Print the whole listing exactly.

—————

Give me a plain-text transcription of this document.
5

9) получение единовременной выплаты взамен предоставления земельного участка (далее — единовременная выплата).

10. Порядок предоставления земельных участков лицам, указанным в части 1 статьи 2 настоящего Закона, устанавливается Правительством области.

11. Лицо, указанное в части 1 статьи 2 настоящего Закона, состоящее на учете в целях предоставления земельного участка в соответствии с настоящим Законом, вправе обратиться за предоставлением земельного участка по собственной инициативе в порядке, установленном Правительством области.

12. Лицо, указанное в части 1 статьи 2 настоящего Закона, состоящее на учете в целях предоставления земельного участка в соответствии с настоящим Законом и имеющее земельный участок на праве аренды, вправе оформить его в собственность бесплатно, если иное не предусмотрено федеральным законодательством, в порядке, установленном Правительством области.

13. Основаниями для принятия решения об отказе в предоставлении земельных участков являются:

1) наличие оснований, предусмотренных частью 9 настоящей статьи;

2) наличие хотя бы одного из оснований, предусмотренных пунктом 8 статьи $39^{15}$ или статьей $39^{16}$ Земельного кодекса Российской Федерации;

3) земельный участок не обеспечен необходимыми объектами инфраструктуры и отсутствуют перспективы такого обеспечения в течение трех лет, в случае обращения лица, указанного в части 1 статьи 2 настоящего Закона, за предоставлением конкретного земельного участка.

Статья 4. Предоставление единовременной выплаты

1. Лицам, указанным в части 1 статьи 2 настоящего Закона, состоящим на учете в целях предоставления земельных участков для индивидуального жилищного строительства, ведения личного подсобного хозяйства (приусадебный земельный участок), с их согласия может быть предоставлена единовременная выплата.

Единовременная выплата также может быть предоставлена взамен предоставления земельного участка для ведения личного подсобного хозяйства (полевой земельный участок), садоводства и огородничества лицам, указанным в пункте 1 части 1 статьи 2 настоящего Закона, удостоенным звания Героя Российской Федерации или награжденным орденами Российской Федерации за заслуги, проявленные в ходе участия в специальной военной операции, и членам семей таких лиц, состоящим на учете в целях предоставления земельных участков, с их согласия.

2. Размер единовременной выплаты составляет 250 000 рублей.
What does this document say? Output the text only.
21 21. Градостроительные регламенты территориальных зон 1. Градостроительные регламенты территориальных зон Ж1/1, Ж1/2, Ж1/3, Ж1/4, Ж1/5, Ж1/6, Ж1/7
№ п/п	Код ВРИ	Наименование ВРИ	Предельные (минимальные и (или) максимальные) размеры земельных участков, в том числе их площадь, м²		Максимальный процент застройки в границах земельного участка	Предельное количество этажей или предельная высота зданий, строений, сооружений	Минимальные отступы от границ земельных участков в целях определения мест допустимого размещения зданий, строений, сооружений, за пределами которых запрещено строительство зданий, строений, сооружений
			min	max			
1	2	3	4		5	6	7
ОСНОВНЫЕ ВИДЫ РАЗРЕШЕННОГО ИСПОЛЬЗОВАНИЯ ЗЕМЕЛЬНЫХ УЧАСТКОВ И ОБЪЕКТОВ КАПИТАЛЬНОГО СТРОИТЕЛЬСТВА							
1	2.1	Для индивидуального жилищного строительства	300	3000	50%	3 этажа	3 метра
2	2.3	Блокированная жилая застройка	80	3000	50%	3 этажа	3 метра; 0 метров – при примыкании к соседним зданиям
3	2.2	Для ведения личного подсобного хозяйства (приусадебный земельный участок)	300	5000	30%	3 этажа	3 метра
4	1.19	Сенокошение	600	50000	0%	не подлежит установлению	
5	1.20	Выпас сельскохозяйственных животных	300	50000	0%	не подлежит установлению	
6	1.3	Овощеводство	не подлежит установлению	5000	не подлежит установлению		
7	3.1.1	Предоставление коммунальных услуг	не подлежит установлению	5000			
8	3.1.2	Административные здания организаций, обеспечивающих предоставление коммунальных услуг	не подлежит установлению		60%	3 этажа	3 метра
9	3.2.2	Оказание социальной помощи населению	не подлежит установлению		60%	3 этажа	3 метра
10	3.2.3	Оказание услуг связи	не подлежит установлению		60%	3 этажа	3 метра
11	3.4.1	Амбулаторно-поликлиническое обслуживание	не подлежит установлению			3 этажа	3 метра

—————

> _OUTPUT OF THE TASK_:
Give me a plain-text transcription of this document.
5

9) получение единовременной выплаты взамен предоставления земельного участка (далее — единовременная выплата).

10. Порядок предоставления земельных участков лицам, указанным в части 1 статьи 2 настоящего Закона, устанавливается Правительством области.

11. Лицо, указанное в части 1 статьи 2 настоящего Закона, состоящее на учете в целях предоставления земельного участка в соответствии с настоящим Законом, вправе обратиться за предоставлением земельного участка по собственной инициативе в порядке, установленном Правительством области.

12. Лицо, указанное в части 1 статьи 2 настоящего Закона, состоящее на учете в целях предоставления земельного участка в соответствии с настоящим Законом и имеющее земельный участок на праве аренды, вправе оформить его в собственность бесплатно, если иное не предусмотрено федеральным законодательством, в порядке, установленном Правительством области.

13. Основаниями для принятия решения об отказе в предоставлении земельных участков являются:

1) наличие оснований, предусмотренных частью 9 настоящей статьи;

2) наличие хотя бы одного из оснований, предусмотренных пунктом 8 статьи $39^{15}$ или статьей $39^{16}$ Земельного кодекса Российской Федерации;

3) земельный участок не обеспечен необходимыми объектами инфраструктуры и отсутствуют перспективы такого обеспечения в течение трех лет, в случае обращения лица, указанного в части 1 статьи 2 настоящего Закона, за предоставлением конкретного земельного участка.

Статья 4. Предоставление единовременной выплаты

1. Лицам, указанным в части 1 статьи 2 настоящего Закона, состоящим на учете в целях предоставления земельных участков для индивидуального жилищного строительства, ведения личного подсобного хозяйства (приусадебный земельный участок), с их согласия может быть предоставлена единовременная выплата.

Единовременная выплата также может быть предоставлена взамен предоставления земельного участка для ведения личного подсобного хозяйства (полевой земельный участок), садоводства и огородничества лицам, указанным в пункте 1 части 1 статьи 2 настоящего Закона, удостоенным звания Героя Российской Федерации или награжденным орденами Российской Федерации за заслуги, проявленные в ходе участия в специальной военной операции, и членам семей таких лиц, состоящим на учете в целях предоставления земельных участков, с их согласия.

2. Размер единовременной выплаты составляет 250 000 рублей.
What does this document say? Output the text only.
21 21. Градостроительные регламенты территориальных зон 1. Градостроительные регламенты территориальных зон Ж1/1, Ж1/2, Ж1/3, Ж1/4, Ж1/5, Ж1/6, Ж1/7
№ п/п	Код ВРИ	Наименование ВРИ	Предельные (минимальные и (или) максимальные) размеры земельных участков, в том числе их площадь, м²		Максимальный процент застройки в границах земельного участка	Предельное количество этажей или предельная высота зданий, строений, сооружений	Минимальные отступы от границ земельных участков в целях определения мест допустимого размещения зданий, строений, сооружений, за пределами которых запрещено строительство зданий, строений, сооружений
			min	max			
1	2	3	4		5	6	7
ОСНОВНЫЕ ВИДЫ РАЗРЕШЕННОГО ИСПОЛЬЗОВАНИЯ ЗЕМЕЛЬНЫХ УЧАСТКОВ И ОБЪЕКТОВ КАПИТАЛЬНОГО СТРОИТЕЛЬСТВА							
1	2.1	Для индивидуального жилищного строительства	300	3000	50%	3 этажа	3 метра
2	2.3	Блокированная жилая застройка	80	3000	50%	3 этажа	3 метра; 0 метров – при примыкании к соседним зданиям
3	2.2	Для ведения личного подсобного хозяйства (приусадебный земельный участок)	300	5000	30%	3 этажа	3 метра
4	1.19	Сенокошение	600	50000	0%	не подлежит установлению	
5	1.20	Выпас сельскохозяйственных животных	300	50000	0%	не подлежит установлению	
6	1.3	Овощеводство	не подлежит установлению	5000	не подлежит установлению		
7	3.1.1	Предоставление коммунальных услуг	не подлежит установлению	5000			
8	3.1.2	Административные здания организаций, обеспечивающих предоставление коммунальных услуг	не подлежит установлению		60%	3 этажа	3 метра
9	3.2.2	Оказание социальной помощи населению	не подлежит установлению		60%	3 этажа	3 метра
10	3.2.3	Оказание услуг связи	не подлежит установлению		60%	3 этажа	3 метра
11	3.4.1	Амбулаторно-поликлиническое обслуживание	не подлежит установлению			3 этажа	3 метра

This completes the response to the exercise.